§ Given records

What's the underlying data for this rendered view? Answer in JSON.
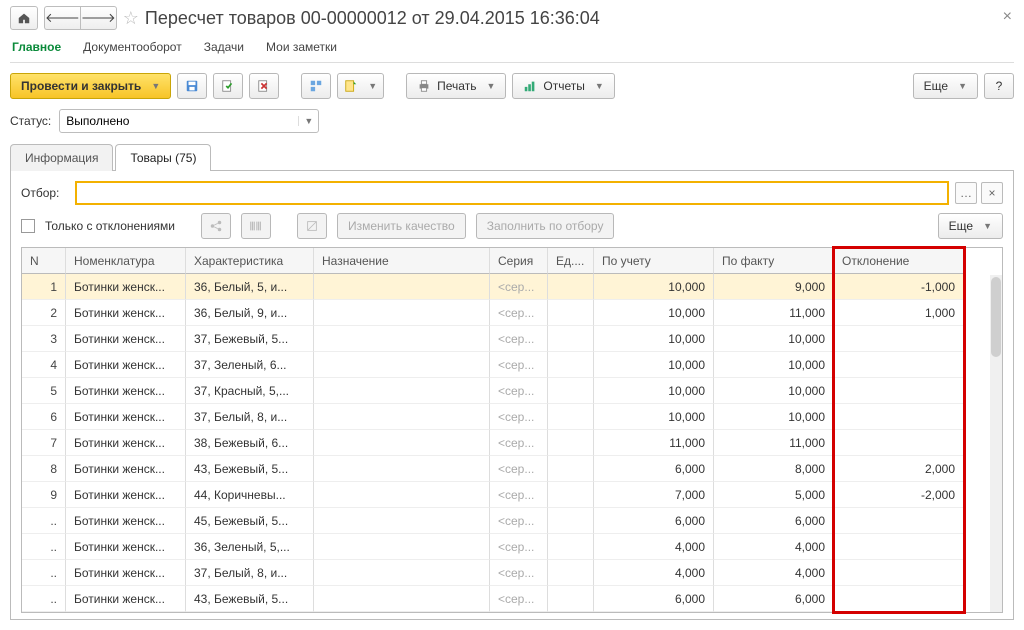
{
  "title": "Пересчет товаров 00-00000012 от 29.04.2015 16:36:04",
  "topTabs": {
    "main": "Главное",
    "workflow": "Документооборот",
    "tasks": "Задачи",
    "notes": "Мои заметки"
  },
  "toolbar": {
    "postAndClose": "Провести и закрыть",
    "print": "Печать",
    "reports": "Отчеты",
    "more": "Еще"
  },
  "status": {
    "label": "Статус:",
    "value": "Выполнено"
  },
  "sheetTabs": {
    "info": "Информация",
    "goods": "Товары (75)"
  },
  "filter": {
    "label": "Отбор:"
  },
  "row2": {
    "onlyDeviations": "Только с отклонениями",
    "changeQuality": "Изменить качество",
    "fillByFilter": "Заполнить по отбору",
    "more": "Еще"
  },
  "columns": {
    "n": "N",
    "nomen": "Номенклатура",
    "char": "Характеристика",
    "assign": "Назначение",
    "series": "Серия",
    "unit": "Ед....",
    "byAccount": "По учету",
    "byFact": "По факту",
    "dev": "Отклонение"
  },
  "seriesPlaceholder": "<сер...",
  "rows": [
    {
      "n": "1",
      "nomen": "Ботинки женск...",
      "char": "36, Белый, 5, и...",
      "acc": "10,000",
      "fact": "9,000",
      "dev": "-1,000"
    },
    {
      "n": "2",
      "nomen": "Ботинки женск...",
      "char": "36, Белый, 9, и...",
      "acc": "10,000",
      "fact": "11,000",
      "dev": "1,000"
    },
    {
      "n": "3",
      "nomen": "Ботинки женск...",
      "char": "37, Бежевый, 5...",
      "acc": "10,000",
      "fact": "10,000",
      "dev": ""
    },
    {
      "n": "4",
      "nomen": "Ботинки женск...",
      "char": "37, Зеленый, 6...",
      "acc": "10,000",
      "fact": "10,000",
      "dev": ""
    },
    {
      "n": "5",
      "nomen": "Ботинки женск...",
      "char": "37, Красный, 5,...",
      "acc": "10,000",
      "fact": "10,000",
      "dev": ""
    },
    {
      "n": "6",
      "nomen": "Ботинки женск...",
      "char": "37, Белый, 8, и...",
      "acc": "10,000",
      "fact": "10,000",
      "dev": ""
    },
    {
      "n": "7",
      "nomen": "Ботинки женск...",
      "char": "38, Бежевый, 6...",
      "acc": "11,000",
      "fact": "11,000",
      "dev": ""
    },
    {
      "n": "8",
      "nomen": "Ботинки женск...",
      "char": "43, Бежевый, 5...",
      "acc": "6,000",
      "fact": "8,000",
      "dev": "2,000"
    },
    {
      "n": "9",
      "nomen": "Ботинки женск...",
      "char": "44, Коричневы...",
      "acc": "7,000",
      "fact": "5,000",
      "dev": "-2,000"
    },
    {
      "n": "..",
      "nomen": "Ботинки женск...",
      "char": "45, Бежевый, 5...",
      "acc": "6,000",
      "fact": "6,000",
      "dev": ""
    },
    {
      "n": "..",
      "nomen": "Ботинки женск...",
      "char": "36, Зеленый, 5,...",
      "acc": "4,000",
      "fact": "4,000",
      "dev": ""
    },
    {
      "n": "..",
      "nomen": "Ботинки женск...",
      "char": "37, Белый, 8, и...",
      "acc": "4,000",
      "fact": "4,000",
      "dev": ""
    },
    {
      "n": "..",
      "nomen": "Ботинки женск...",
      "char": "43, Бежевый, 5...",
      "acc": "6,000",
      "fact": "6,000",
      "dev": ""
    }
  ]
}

§ What is expected
Pull every line containing the word "Белый" out of the material and copy it.

§ Written reply
      "char": "36, Белый, 5, и...",
      "char": "36, Белый, 9, и...",
      "char": "37, Белый, 8, и...",
      "char": "37, Белый, 8, и...",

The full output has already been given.